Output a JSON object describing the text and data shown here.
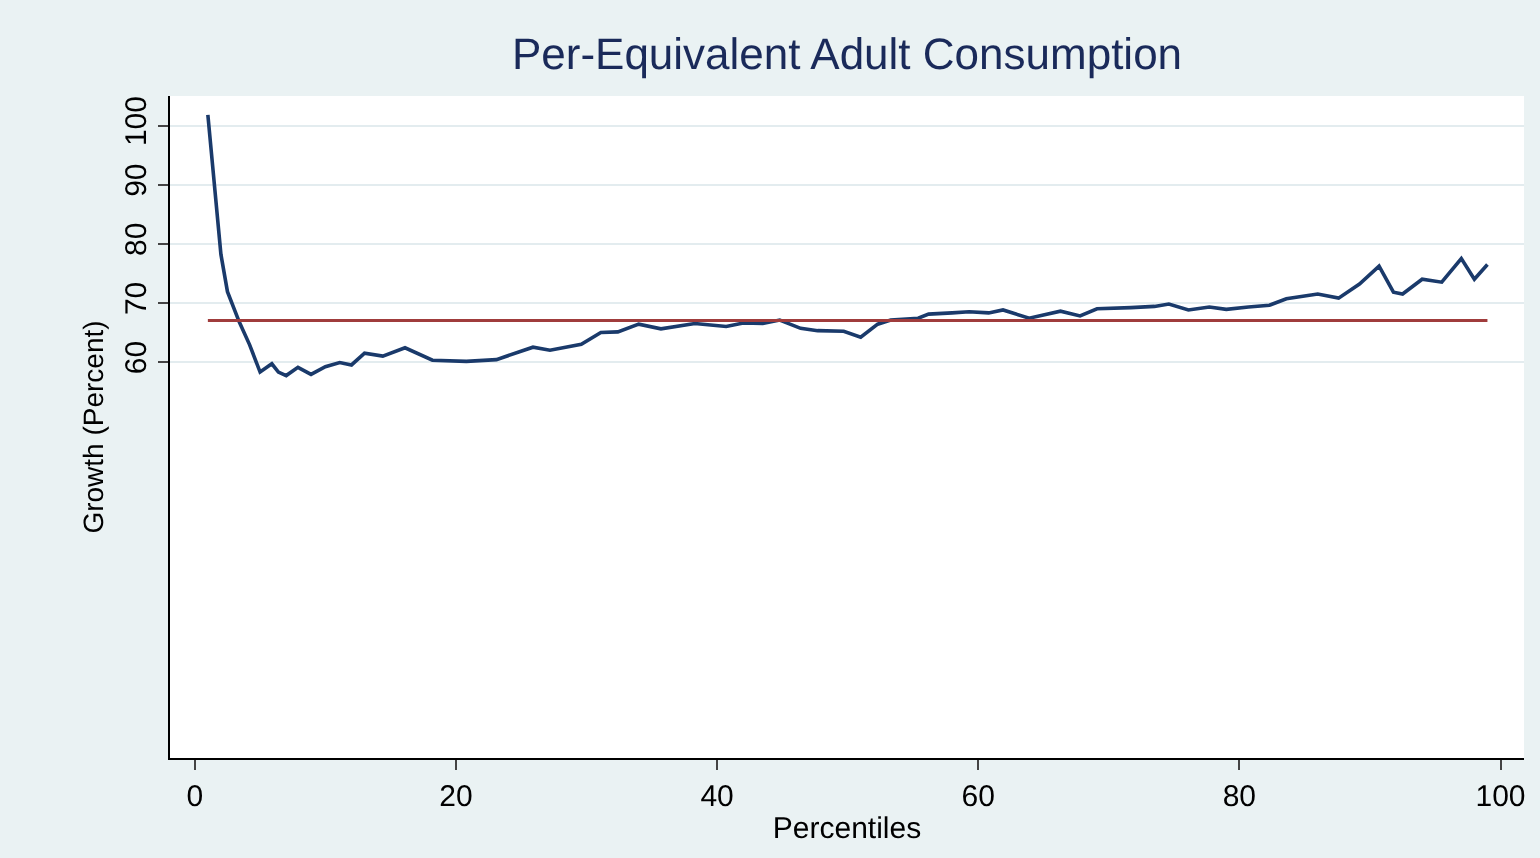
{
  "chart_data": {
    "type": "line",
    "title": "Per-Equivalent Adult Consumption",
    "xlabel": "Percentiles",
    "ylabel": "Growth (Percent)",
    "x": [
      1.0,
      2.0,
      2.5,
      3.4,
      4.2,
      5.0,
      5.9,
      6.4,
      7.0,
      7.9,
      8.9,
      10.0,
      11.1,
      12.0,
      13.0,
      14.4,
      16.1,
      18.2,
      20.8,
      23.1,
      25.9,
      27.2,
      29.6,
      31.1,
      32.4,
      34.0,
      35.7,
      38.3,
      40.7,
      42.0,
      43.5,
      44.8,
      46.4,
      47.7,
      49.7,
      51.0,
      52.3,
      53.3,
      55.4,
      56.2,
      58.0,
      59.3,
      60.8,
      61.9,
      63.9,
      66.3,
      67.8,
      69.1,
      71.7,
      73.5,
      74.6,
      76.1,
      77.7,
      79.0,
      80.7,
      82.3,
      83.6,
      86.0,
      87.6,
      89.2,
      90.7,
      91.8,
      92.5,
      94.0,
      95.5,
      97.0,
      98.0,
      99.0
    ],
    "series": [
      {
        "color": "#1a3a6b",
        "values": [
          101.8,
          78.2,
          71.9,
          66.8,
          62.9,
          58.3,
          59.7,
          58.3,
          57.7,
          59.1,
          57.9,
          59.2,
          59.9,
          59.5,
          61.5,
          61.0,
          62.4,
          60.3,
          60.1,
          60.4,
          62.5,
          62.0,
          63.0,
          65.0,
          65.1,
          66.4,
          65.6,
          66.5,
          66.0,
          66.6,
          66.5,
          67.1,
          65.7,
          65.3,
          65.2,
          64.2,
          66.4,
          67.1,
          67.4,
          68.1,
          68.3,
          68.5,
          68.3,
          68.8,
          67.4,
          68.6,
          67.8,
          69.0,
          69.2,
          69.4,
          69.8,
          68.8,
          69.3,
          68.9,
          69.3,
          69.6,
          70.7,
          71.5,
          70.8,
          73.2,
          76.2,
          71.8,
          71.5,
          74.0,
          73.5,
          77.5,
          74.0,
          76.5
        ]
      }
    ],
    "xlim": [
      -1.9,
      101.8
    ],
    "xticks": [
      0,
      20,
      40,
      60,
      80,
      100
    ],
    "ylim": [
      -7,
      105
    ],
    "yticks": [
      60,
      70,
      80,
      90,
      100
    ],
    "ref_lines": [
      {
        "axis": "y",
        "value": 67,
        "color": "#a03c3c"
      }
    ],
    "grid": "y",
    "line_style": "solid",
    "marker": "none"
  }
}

● ● ● ● ● ● ●

What you have to do ▸ Omit every picture, then repeat the remaining data exactly as it appears above.

Complete response ▸
Output a JSON object describing the text and data shown here.
{
  "chart_data": {
    "type": "line",
    "title": "Per-Equivalent Adult Consumption",
    "xlabel": "Percentiles",
    "ylabel": "Growth (Percent)",
    "x": [
      1.0,
      2.0,
      2.5,
      3.4,
      4.2,
      5.0,
      5.9,
      6.4,
      7.0,
      7.9,
      8.9,
      10.0,
      11.1,
      12.0,
      13.0,
      14.4,
      16.1,
      18.2,
      20.8,
      23.1,
      25.9,
      27.2,
      29.6,
      31.1,
      32.4,
      34.0,
      35.7,
      38.3,
      40.7,
      42.0,
      43.5,
      44.8,
      46.4,
      47.7,
      49.7,
      51.0,
      52.3,
      53.3,
      55.4,
      56.2,
      58.0,
      59.3,
      60.8,
      61.9,
      63.9,
      66.3,
      67.8,
      69.1,
      71.7,
      73.5,
      74.6,
      76.1,
      77.7,
      79.0,
      80.7,
      82.3,
      83.6,
      86.0,
      87.6,
      89.2,
      90.7,
      91.8,
      92.5,
      94.0,
      95.5,
      97.0,
      98.0,
      99.0
    ],
    "series": [
      {
        "color": "#1a3a6b",
        "values": [
          101.8,
          78.2,
          71.9,
          66.8,
          62.9,
          58.3,
          59.7,
          58.3,
          57.7,
          59.1,
          57.9,
          59.2,
          59.9,
          59.5,
          61.5,
          61.0,
          62.4,
          60.3,
          60.1,
          60.4,
          62.5,
          62.0,
          63.0,
          65.0,
          65.1,
          66.4,
          65.6,
          66.5,
          66.0,
          66.6,
          66.5,
          67.1,
          65.7,
          65.3,
          65.2,
          64.2,
          66.4,
          67.1,
          67.4,
          68.1,
          68.3,
          68.5,
          68.3,
          68.8,
          67.4,
          68.6,
          67.8,
          69.0,
          69.2,
          69.4,
          69.8,
          68.8,
          69.3,
          68.9,
          69.3,
          69.6,
          70.7,
          71.5,
          70.8,
          73.2,
          76.2,
          71.8,
          71.5,
          74.0,
          73.5,
          77.5,
          74.0,
          76.5
        ]
      }
    ],
    "xlim": [
      -1.9,
      101.8
    ],
    "xticks": [
      0,
      20,
      40,
      60,
      80,
      100
    ],
    "ylim": [
      -7,
      105
    ],
    "yticks": [
      60,
      70,
      80,
      90,
      100
    ],
    "ref_lines": [
      {
        "axis": "y",
        "value": 67,
        "color": "#a03c3c"
      }
    ],
    "grid": "y",
    "line_style": "solid",
    "marker": "none"
  }
}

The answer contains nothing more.